Collection entries
==========

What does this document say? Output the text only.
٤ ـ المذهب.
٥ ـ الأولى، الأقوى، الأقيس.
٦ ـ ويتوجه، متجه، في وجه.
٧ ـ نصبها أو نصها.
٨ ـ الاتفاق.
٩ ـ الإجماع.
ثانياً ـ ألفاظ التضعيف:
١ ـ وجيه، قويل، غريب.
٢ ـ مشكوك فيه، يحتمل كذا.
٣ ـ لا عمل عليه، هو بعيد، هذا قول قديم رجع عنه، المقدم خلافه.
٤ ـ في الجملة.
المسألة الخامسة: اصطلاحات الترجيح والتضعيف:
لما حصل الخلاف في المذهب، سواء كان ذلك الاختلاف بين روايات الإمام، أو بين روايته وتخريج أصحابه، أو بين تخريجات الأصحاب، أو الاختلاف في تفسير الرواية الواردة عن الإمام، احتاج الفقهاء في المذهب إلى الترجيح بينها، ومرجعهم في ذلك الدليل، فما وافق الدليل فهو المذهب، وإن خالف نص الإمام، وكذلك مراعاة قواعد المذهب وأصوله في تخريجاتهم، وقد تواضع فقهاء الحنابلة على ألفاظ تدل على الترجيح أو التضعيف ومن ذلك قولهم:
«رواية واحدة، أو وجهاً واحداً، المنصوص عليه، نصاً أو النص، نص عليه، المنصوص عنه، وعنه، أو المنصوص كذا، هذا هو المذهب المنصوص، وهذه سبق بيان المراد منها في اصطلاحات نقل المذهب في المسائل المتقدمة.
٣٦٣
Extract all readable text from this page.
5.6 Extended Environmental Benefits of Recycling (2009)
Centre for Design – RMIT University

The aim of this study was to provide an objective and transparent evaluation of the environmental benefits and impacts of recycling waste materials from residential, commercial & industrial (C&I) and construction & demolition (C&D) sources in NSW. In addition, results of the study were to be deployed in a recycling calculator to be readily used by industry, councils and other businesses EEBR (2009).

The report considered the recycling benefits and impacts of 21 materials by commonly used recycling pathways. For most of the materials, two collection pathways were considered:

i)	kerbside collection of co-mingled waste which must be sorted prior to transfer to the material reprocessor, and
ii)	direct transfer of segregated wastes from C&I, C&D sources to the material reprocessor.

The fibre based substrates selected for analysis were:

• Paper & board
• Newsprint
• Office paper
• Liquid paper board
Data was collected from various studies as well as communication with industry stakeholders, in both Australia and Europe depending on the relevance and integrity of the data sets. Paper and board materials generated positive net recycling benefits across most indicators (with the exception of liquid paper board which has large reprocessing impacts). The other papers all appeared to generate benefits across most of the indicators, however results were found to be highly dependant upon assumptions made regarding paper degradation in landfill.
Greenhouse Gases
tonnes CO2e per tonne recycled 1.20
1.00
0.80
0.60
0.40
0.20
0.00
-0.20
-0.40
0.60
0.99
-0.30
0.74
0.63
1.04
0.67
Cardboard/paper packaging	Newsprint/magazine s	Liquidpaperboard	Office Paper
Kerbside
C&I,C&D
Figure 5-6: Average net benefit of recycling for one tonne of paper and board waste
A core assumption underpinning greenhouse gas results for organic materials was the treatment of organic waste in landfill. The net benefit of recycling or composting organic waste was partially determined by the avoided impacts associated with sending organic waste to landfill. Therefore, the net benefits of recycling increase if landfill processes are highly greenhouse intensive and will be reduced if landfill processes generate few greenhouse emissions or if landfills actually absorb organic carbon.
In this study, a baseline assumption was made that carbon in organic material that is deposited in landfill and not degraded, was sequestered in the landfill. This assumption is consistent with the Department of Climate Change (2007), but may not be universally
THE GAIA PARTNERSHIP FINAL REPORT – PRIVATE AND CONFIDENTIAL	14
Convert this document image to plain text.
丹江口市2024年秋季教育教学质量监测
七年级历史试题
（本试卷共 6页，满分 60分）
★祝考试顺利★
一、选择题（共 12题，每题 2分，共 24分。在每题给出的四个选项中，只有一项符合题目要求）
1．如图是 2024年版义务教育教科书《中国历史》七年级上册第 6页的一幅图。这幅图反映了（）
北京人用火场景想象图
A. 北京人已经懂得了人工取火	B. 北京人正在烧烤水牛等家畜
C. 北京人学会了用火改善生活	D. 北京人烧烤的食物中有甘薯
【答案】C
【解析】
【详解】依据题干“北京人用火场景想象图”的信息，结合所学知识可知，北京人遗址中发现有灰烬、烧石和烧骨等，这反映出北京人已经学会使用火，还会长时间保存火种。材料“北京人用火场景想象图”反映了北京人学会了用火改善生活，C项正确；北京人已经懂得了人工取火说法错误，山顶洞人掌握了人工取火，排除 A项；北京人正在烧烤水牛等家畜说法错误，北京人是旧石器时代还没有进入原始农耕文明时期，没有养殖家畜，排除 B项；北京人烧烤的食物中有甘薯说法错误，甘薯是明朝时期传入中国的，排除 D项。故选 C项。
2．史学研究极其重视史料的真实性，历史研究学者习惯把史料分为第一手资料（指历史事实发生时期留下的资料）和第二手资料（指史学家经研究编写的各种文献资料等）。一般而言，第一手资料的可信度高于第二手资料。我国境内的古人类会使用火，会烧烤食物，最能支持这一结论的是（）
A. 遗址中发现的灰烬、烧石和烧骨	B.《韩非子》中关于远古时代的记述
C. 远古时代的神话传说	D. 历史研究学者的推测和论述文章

==========

#### The request:
Write down every line of the data above that includes the string "transfer".

#### Written reply:
i)	kerbside collection of co-mingled waste which must be sorted prior to transfer to the material reprocessor, and
ii)	direct transfer of segregated wastes from C&I, C&D sources to the material reprocessor.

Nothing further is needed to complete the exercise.